Items from a data source
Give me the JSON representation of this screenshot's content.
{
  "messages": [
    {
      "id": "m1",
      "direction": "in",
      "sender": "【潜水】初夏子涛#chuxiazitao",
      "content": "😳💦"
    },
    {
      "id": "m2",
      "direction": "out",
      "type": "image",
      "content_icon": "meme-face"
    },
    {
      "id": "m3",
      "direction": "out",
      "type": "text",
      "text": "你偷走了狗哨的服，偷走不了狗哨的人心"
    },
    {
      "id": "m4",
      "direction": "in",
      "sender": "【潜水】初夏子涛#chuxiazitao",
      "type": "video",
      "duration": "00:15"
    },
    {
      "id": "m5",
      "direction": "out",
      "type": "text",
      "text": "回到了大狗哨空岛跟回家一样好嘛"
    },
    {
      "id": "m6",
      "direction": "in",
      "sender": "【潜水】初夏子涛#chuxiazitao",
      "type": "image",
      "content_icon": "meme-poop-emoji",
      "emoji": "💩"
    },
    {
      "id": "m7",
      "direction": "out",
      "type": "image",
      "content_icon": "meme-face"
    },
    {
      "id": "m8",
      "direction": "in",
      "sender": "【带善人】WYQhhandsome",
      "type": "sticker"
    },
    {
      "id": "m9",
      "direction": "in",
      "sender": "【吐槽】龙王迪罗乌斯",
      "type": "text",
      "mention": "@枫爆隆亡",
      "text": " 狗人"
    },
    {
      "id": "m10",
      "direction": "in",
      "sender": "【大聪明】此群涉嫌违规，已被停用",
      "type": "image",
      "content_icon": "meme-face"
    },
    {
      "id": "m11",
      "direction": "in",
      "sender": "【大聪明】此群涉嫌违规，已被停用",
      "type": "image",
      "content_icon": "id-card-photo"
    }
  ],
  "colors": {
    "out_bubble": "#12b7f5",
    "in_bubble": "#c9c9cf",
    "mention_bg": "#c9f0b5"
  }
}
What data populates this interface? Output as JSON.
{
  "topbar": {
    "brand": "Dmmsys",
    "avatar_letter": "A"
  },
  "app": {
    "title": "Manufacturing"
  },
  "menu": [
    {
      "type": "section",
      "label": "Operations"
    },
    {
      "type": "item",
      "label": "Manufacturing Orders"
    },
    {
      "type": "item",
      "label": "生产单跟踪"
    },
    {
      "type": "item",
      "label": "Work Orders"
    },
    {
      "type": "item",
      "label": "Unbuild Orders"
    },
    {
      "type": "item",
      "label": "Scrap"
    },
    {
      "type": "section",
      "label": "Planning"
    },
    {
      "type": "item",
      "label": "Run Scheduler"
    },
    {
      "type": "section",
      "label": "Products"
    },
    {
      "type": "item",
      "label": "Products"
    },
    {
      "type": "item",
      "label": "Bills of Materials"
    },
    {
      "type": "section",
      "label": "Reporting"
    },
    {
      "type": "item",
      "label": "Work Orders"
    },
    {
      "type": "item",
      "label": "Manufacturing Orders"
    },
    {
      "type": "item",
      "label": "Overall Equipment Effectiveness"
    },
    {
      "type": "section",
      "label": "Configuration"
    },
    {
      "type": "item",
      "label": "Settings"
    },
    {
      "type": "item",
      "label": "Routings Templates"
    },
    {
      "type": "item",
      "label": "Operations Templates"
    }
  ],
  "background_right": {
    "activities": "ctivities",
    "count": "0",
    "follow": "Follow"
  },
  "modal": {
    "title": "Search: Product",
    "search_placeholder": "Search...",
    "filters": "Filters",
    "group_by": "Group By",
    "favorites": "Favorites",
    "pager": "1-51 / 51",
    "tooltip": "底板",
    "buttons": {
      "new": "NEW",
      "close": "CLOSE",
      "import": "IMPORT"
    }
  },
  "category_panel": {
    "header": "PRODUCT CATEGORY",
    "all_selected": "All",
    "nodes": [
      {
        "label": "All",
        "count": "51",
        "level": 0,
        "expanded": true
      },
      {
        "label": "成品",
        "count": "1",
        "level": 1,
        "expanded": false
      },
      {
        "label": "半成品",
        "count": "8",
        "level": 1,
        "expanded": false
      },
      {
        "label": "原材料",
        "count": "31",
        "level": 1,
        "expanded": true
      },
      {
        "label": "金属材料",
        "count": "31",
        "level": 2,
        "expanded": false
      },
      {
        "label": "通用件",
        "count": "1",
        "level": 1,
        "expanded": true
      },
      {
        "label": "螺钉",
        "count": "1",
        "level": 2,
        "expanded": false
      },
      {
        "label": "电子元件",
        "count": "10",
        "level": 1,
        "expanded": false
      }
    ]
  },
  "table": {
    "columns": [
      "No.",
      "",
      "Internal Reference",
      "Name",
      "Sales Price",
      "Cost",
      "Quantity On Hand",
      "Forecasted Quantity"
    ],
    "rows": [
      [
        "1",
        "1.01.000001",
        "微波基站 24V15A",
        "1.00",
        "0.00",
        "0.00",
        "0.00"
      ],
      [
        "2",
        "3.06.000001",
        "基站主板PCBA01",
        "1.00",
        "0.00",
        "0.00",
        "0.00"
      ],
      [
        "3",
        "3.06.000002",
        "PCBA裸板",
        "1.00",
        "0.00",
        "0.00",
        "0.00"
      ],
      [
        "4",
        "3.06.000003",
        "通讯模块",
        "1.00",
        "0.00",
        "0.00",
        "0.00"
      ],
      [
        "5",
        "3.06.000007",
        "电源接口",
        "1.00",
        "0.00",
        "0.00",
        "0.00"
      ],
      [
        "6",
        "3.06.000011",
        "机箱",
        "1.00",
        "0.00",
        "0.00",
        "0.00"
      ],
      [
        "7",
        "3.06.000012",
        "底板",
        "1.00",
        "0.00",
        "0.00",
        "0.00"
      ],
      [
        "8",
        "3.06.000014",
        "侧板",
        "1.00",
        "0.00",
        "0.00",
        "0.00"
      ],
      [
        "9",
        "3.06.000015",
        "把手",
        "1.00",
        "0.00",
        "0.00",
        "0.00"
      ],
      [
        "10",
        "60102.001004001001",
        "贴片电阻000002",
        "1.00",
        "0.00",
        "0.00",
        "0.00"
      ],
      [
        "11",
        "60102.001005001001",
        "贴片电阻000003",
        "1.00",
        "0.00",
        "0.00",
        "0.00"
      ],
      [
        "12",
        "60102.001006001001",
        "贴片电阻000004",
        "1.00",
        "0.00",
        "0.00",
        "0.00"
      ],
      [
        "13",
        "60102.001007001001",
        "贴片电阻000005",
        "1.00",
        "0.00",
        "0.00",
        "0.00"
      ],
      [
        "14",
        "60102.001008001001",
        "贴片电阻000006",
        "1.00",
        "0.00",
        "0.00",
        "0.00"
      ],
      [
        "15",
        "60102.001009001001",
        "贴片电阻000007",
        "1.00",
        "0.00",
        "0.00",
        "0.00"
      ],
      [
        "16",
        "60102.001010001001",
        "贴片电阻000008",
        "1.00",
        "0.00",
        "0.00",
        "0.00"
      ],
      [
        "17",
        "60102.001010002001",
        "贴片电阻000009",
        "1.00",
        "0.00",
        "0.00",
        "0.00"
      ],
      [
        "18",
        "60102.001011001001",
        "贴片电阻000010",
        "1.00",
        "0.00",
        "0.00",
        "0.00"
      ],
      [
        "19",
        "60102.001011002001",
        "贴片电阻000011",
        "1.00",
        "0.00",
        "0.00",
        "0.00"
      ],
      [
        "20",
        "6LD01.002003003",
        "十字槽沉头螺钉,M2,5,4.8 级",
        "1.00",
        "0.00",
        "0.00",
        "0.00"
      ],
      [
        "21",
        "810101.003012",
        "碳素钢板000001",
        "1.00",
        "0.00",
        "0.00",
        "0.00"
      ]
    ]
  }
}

(What the task asks)
Copy every line exactly. Leave nothing out.

(Written reply)
Give me the JSON representation of this screenshot's content.
{
  "messages": [
    {
      "id": "m1",
      "direction": "in",
      "sender": "【潜水】初夏子涛#chuxiazitao",
      "content": "😳💦"
    },
    {
      "id": "m2",
      "direction": "out",
      "type": "image",
      "content_icon": "meme-face"
    },
    {
      "id": "m3",
      "direction": "out",
      "type": "text",
      "text": "你偷走了狗哨的服，偷走不了狗哨的人心"
    },
    {
      "id": "m4",
      "direction": "in",
      "sender": "【潜水】初夏子涛#chuxiazitao",
      "type": "video",
      "duration": "00:15"
    },
    {
      "id": "m5",
      "direction": "out",
      "type": "text",
      "text": "回到了大狗哨空岛跟回家一样好嘛"
    },
    {
      "id": "m6",
      "direction": "in",
      "sender": "【潜水】初夏子涛#chuxiazitao",
      "type": "image",
      "content_icon": "meme-poop-emoji",
      "emoji": "💩"
    },
    {
      "id": "m7",
      "direction": "out",
      "type": "image",
      "content_icon": "meme-face"
    },
    {
      "id": "m8",
      "direction": "in",
      "sender": "【带善人】WYQhhandsome",
      "type": "sticker"
    },
    {
      "id": "m9",
      "direction": "in",
      "sender": "【吐槽】龙王迪罗乌斯",
      "type": "text",
      "mention": "@枫爆隆亡",
      "text": " 狗人"
    },
    {
      "id": "m10",
      "direction": "in",
      "sender": "【大聪明】此群涉嫌违规，已被停用",
      "type": "image",
      "content_icon": "meme-face"
    },
    {
      "id": "m11",
      "direction": "in",
      "sender": "【大聪明】此群涉嫌违规，已被停用",
      "type": "image",
      "content_icon": "id-card-photo"
    }
  ],
  "colors": {
    "out_bubble": "#12b7f5",
    "in_bubble": "#c9c9cf",
    "mention_bg": "#c9f0b5"
  }
}
What data populates this interface? Output as JSON.
{
  "topbar": {
    "brand": "Dmmsys",
    "avatar_letter": "A"
  },
  "app": {
    "title": "Manufacturing"
  },
  "menu": [
    {
      "type": "section",
      "label": "Operations"
    },
    {
      "type": "item",
      "label": "Manufacturing Orders"
    },
    {
      "type": "item",
      "label": "生产单跟踪"
    },
    {
      "type": "item",
      "label": "Work Orders"
    },
    {
      "type": "item",
      "label": "Unbuild Orders"
    },
    {
      "type": "item",
      "label": "Scrap"
    },
    {
      "type": "section",
      "label": "Planning"
    },
    {
      "type": "item",
      "label": "Run Scheduler"
    },
    {
      "type": "section",
      "label": "Products"
    },
    {
      "type": "item",
      "label": "Products"
    },
    {
      "type": "item",
      "label": "Bills of Materials"
    },
    {
      "type": "section",
      "label": "Reporting"
    },
    {
      "type": "item",
      "label": "Work Orders"
    },
    {
      "type": "item",
      "label": "Manufacturing Orders"
    },
    {
      "type": "item",
      "label": "Overall Equipment Effectiveness"
    },
    {
      "type": "section",
      "label": "Configuration"
    },
    {
      "type": "item",
      "label": "Settings"
    },
    {
      "type": "item",
      "label": "Routings Templates"
    },
    {
      "type": "item",
      "label": "Operations Templates"
    }
  ],
  "background_right": {
    "activities": "ctivities",
    "count": "0",
    "follow": "Follow"
  },
  "modal": {
    "title": "Search: Product",
    "search_placeholder": "Search...",
    "filters": "Filters",
    "group_by": "Group By",
    "favorites": "Favorites",
    "pager": "1-51 / 51",
    "tooltip": "底板",
    "buttons": {
      "new": "NEW",
      "close": "CLOSE",
      "import": "IMPORT"
    }
  },
  "category_panel": {
    "header": "PRODUCT CATEGORY",
    "all_selected": "All",
    "nodes": [
      {
        "label": "All",
        "count": "51",
        "level": 0,
        "expanded": true
      },
      {
        "label": "成品",
        "count": "1",
        "level": 1,
        "expanded": false
      },
      {
        "label": "半成品",
        "count": "8",
        "level": 1,
        "expanded": false
      },
      {
        "label": "原材料",
        "count": "31",
        "level": 1,
        "expanded": true
      },
      {
        "label": "金属材料",
        "count": "31",
        "level": 2,
        "expanded": false
      },
      {
        "label": "通用件",
        "count": "1",
        "level": 1,
        "expanded": true
      },
      {
        "label": "螺钉",
        "count": "1",
        "level": 2,
        "expanded": false
      },
      {
        "label": "电子元件",
        "count": "10",
        "level": 1,
        "expanded": false
      }
    ]
  },
  "table": {
    "columns": [
      "No.",
      "",
      "Internal Reference",
      "Name",
      "Sales Price",
      "Cost",
      "Quantity On Hand",
      "Forecasted Quantity"
    ],
    "rows": [
      [
        "1",
        "1.01.000001",
        "微波基站 24V15A",
        "1.00",
        "0.00",
        "0.00",
        "0.00"
      ],
      [
        "2",
        "3.06.000001",
        "基站主板PCBA01",
        "1.00",
        "0.00",
        "0.00",
        "0.00"
      ],
      [
        "3",
        "3.06.000002",
        "PCBA裸板",
        "1.00",
        "0.00",
        "0.00",
        "0.00"
      ],
      [
        "4",
        "3.06.000003",
        "通讯模块",
        "1.00",
        "0.00",
        "0.00",
        "0.00"
      ],
      [
        "5",
        "3.06.000007",
        "电源接口",
        "1.00",
        "0.00",
        "0.00",
        "0.00"
      ],
      [
        "6",
        "3.06.000011",
        "机箱",
        "1.00",
        "0.00",
        "0.00",
        "0.00"
      ],
      [
        "7",
        "3.06.000012",
        "底板",
        "1.00",
        "0.00",
        "0.00",
        "0.00"
      ],
      [
        "8",
        "3.06.000014",
        "侧板",
        "1.00",
        "0.00",
        "0.00",
        "0.00"
      ],
      [
        "9",
        "3.06.000015",
        "把手",
        "1.00",
        "0.00",
        "0.00",
        "0.00"
      ],
      [
        "10",
        "60102.001004001001",
        "贴片电阻000002",
        "1.00",
        "0.00",
        "0.00",
        "0.00"
      ],
      [
        "11",
        "60102.001005001001",
        "贴片电阻000003",
        "1.00",
        "0.00",
        "0.00",
        "0.00"
      ],
      [
        "12",
        "60102.001006001001",
        "贴片电阻000004",
        "1.00",
        "0.00",
        "0.00",
        "0.00"
      ],
      [
        "13",
        "60102.001007001001",
        "贴片电阻000005",
        "1.00",
        "0.00",
        "0.00",
        "0.00"
      ],
      [
        "14",
        "60102.001008001001",
        "贴片电阻000006",
        "1.00",
        "0.00",
        "0.00",
        "0.00"
      ],
      [
        "15",
        "60102.001009001001",
        "贴片电阻000007",
        "1.00",
        "0.00",
        "0.00",
        "0.00"
      ],
      [
        "16",
        "60102.001010001001",
        "贴片电阻000008",
        "1.00",
        "0.00",
        "0.00",
        "0.00"
      ],
      [
        "17",
        "60102.001010002001",
        "贴片电阻000009",
        "1.00",
        "0.00",
        "0.00",
        "0.00"
      ],
      [
        "18",
        "60102.001011001001",
        "贴片电阻000010",
        "1.00",
        "0.00",
        "0.00",
        "0.00"
      ],
      [
        "19",
        "60102.001011002001",
        "贴片电阻000011",
        "1.00",
        "0.00",
        "0.00",
        "0.00"
      ],
      [
        "20",
        "6LD01.002003003",
        "十字槽沉头螺钉,M2,5,4.8 级",
        "1.00",
        "0.00",
        "0.00",
        "0.00"
      ],
      [
        "21",
        "810101.003012",
        "碳素钢板000001",
        "1.00",
        "0.00",
        "0.00",
        "0.00"
      ]
    ]
  }
}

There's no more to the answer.